◆ **Required tasks**:
1. In the Docker notebook, what command should be run in the terminal if the error about the sagemaker-local network having an incorrect label appears?
2. From the Docker notebook, copy the part starting with "docker-compose build" and going on through "role=get_execution_role()", word for word.
3. List every keyword argument passed to Estimator in the Docker notebook.

◆ **Passage**:
________
Build our Docker image "my-custom-sagemaker-image"

In [None]:
%%sh

# See README.md for explanation
# Hint: the ECR image we'll login for is the same we use as base image in the Dockerfile
aws ecr get-login-password --region us-east-1 | docker login --username AWS --password-stdin 683313688378.dkr.ecr.us-east-1.amazonaws.com/sagemaker-scikit-learn:1.2-1-cpu-py3

docker-compose build

echo "DOCKER BUILD TERMINATED AT $(date)"

Using SageMaker Python SDK we can test our Docker image

In [None]:
from sagemaker import get_execution_role
from sagemaker.estimator import Estimator
import os

role=get_execution_role()

hyperparameters={'epochs': 1}

estimator=Estimator(
    image_uri='my-custom-sagemaker-image',
    role=role,
    instance_count=1,
    instance_type='local',
    hyperparameters=hyperparameters,
    output_path='file://{}/data/output'.format(os.getcwd())
)

print('##### ESTIMATOR FIT STARTED')
estimator.fit('file://{}/data/input/my-input-csv-file.csv'.format(os.getcwd()))
print('##### ESTIMATOR FIT COMPLETED')

NB: if you encountered an error related to `network sagemaker-local was found but has incorrect label com.docker.compose.network set to ""` run the following command in the terminal and retry the above cell
`docker network prune --force`

In [None]:
%%sh

# Extracting local training archives to see the results

tar -xvf $PWD/data/output/model.tar.gz -C $PWD/data/output
tar -xvf $PWD/data/output/output.tar.gz -C $PWD/data/output

echo "Check the above files in the $PWD/data/output directory!!!!"

As our image works as expected we can build it again with the right ECR image URI and push it to ECR

In [None]:
%%sh

# Specify an image name
image_name=my-custom-sagemaker-image
echo "image_name: ${image_name} ######################"

account=$(aws sts get-caller-identity --query Account --output text)
echo "account: ${account} ######################"

# Get the region defined in the current configuration (default to us-west-2 if none defined)
________
◆ **Given data**:

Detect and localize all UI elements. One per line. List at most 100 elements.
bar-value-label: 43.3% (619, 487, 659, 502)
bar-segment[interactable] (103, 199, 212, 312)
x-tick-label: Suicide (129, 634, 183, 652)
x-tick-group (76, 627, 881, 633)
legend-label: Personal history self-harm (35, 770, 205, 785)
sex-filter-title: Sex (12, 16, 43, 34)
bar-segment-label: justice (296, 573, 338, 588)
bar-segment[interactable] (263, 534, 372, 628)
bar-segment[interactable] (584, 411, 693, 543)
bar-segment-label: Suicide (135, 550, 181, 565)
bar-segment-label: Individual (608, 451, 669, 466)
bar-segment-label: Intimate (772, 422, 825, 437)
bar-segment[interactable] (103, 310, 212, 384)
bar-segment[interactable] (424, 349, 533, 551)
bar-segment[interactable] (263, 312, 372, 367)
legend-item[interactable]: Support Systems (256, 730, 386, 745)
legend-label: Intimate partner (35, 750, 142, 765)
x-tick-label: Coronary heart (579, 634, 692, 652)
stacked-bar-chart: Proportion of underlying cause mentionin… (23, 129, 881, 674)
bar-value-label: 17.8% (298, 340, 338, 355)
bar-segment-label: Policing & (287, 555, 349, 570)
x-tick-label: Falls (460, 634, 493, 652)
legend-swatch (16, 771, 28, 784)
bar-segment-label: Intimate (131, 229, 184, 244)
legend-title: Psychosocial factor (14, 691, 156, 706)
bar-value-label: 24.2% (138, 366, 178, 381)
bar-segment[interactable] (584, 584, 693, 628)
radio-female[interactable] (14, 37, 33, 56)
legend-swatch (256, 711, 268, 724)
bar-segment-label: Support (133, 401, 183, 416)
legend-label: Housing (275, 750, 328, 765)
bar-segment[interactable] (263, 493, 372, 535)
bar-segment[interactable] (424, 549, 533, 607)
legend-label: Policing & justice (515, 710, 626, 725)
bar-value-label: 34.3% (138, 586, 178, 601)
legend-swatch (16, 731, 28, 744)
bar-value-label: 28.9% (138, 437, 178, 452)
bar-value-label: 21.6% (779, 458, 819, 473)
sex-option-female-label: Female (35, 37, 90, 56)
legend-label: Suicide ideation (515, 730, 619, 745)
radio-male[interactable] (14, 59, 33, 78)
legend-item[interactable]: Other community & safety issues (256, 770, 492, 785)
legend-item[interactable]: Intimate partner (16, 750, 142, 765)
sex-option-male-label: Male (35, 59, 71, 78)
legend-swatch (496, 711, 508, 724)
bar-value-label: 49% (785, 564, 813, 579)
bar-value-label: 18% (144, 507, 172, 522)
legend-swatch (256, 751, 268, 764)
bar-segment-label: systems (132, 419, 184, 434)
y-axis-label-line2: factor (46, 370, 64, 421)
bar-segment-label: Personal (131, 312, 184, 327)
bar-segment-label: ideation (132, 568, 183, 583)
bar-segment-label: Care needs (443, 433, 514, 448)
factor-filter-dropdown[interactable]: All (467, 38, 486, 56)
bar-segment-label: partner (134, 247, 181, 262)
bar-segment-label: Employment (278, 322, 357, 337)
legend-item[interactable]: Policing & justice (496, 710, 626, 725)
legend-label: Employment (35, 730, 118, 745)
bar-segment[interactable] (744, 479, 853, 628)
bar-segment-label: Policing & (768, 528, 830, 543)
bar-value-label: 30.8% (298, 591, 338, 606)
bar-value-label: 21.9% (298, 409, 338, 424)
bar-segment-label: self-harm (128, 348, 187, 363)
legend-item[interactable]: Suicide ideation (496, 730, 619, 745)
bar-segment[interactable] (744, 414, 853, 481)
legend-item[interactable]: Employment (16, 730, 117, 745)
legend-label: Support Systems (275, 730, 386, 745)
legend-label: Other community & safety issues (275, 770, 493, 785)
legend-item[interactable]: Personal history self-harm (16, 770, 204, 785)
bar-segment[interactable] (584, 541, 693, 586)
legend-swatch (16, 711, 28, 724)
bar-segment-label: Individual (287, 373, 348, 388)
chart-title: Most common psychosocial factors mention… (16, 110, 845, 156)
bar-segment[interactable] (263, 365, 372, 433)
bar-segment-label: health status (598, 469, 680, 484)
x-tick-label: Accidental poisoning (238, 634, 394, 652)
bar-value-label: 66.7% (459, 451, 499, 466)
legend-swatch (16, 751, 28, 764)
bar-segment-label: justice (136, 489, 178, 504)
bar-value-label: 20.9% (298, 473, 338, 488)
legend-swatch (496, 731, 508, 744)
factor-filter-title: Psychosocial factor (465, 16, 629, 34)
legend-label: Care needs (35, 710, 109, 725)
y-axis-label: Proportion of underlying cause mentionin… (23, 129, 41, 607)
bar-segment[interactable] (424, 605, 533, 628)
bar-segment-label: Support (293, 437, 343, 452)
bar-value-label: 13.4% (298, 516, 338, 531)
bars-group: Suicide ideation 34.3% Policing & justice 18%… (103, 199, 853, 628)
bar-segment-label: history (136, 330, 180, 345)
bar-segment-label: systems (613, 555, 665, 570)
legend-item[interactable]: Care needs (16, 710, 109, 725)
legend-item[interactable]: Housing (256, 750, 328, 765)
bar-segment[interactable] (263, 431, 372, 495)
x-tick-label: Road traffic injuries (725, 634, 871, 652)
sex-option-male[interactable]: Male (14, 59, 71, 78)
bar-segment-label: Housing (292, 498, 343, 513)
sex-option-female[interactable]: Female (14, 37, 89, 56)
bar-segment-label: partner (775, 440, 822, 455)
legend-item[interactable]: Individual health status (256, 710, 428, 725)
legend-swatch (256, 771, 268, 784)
________
◆ **Responses by task**:
1. docker network prune --force

2.
docker-compose build

echo "DOCKER BUILD TERMINATED AT $(date)"

Using SageMaker Python SDK we can test our Docker image

In [None]:
from sagemaker import get_execution_role
from sagemaker.estimator import Estimator
import os

role=get_execution_role()

3. image_uri, role, instance_count, instance_type, hyperparameters, output_path